Dataset entries:
>> Start

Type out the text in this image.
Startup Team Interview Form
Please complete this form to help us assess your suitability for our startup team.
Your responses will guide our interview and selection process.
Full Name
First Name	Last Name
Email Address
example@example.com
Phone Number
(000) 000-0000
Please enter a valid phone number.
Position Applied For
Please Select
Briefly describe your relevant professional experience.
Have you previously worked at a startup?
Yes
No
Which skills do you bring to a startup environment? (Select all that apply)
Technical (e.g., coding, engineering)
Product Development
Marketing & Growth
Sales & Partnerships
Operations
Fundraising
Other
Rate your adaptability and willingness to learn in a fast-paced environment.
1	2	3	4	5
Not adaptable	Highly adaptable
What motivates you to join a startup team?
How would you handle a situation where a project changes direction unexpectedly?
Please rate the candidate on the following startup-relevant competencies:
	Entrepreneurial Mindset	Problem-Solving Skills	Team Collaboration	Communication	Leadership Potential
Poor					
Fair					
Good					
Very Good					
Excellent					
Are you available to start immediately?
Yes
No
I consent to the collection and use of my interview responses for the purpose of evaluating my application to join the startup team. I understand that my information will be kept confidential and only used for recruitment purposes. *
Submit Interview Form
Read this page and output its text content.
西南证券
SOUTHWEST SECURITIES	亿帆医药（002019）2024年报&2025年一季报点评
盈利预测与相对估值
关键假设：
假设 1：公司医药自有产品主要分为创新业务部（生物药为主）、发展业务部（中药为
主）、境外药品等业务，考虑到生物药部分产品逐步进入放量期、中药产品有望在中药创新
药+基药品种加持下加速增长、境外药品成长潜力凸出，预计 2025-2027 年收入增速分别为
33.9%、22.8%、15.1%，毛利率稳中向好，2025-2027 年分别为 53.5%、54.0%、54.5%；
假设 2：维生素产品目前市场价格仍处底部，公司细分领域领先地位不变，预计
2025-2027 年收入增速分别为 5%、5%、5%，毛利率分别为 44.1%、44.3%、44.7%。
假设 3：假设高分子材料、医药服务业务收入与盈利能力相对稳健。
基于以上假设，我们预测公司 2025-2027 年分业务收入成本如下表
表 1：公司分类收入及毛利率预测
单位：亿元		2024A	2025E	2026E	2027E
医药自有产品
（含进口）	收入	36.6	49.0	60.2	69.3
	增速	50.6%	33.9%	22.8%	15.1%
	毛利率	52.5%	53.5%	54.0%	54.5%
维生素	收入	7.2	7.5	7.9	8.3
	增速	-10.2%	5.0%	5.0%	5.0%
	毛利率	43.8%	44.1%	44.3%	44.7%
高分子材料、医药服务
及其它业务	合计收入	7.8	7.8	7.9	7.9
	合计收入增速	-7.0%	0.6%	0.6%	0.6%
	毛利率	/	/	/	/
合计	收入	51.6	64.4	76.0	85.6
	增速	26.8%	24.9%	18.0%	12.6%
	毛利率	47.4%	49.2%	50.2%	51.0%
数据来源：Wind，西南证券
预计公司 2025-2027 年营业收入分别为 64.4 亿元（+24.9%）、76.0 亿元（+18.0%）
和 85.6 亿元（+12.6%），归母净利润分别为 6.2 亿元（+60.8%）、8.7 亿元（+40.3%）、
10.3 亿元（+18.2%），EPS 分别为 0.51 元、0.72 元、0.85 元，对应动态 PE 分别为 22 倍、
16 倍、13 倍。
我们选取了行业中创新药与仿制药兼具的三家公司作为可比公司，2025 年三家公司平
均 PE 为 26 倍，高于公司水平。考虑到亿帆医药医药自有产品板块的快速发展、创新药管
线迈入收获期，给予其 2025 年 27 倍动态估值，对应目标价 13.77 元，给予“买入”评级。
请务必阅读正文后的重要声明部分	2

>> End

GIVEN TASK: All entries must be repeated verbatim.

RESPONSE:
Type out the text in this image.
Startup Team Interview Form
Please complete this form to help us assess your suitability for our startup team.
Your responses will guide our interview and selection process.
Full Name
First Name	Last Name
Email Address
example@example.com
Phone Number
(000) 000-0000
Please enter a valid phone number.
Position Applied For
Please Select
Briefly describe your relevant professional experience.
Have you previously worked at a startup?
Yes
No
Which skills do you bring to a startup environment? (Select all that apply)
Technical (e.g., coding, engineering)
Product Development
Marketing & Growth
Sales & Partnerships
Operations
Fundraising
Other
Rate your adaptability and willingness to learn in a fast-paced environment.
1	2	3	4	5
Not adaptable	Highly adaptable
What motivates you to join a startup team?
How would you handle a situation where a project changes direction unexpectedly?
Please rate the candidate on the following startup-relevant competencies:
	Entrepreneurial Mindset	Problem-Solving Skills	Team Collaboration	Communication	Leadership Potential
Poor					
Fair					
Good					
Very Good					
Excellent					
Are you available to start immediately?
Yes
No
I consent to the collection and use of my interview responses for the purpose of evaluating my application to join the startup team. I understand that my information will be kept confidential and only used for recruitment purposes. *
Submit Interview Form
Read this page and output its text content.
西南证券
SOUTHWEST SECURITIES	亿帆医药（002019）2024年报&2025年一季报点评
盈利预测与相对估值
关键假设：
假设 1：公司医药自有产品主要分为创新业务部（生物药为主）、发展业务部（中药为
主）、境外药品等业务，考虑到生物药部分产品逐步进入放量期、中药产品有望在中药创新
药+基药品种加持下加速增长、境外药品成长潜力凸出，预计 2025-2027 年收入增速分别为
33.9%、22.8%、15.1%，毛利率稳中向好，2025-2027 年分别为 53.5%、54.0%、54.5%；
假设 2：维生素产品目前市场价格仍处底部，公司细分领域领先地位不变，预计
2025-2027 年收入增速分别为 5%、5%、5%，毛利率分别为 44.1%、44.3%、44.7%。
假设 3：假设高分子材料、医药服务业务收入与盈利能力相对稳健。
基于以上假设，我们预测公司 2025-2027 年分业务收入成本如下表
表 1：公司分类收入及毛利率预测
单位：亿元		2024A	2025E	2026E	2027E
医药自有产品
（含进口）	收入	36.6	49.0	60.2	69.3
	增速	50.6%	33.9%	22.8%	15.1%
	毛利率	52.5%	53.5%	54.0%	54.5%
维生素	收入	7.2	7.5	7.9	8.3
	增速	-10.2%	5.0%	5.0%	5.0%
	毛利率	43.8%	44.1%	44.3%	44.7%
高分子材料、医药服务
及其它业务	合计收入	7.8	7.8	7.9	7.9
	合计收入增速	-7.0%	0.6%	0.6%	0.6%
	毛利率	/	/	/	/
合计	收入	51.6	64.4	76.0	85.6
	增速	26.8%	24.9%	18.0%	12.6%
	毛利率	47.4%	49.2%	50.2%	51.0%
数据来源：Wind，西南证券
预计公司 2025-2027 年营业收入分别为 64.4 亿元（+24.9%）、76.0 亿元（+18.0%）
和 85.6 亿元（+12.6%），归母净利润分别为 6.2 亿元（+60.8%）、8.7 亿元（+40.3%）、
10.3 亿元（+18.2%），EPS 分别为 0.51 元、0.72 元、0.85 元，对应动态 PE 分别为 22 倍、
16 倍、13 倍。
我们选取了行业中创新药与仿制药兼具的三家公司作为可比公司，2025 年三家公司平
均 PE 为 26 倍，高于公司水平。考虑到亿帆医药医药自有产品板块的快速发展、创新药管
线迈入收获期，给予其 2025 年 27 倍动态估值，对应目标价 13.77 元，给予“买入”评级。
请务必阅读正文后的重要声明部分	2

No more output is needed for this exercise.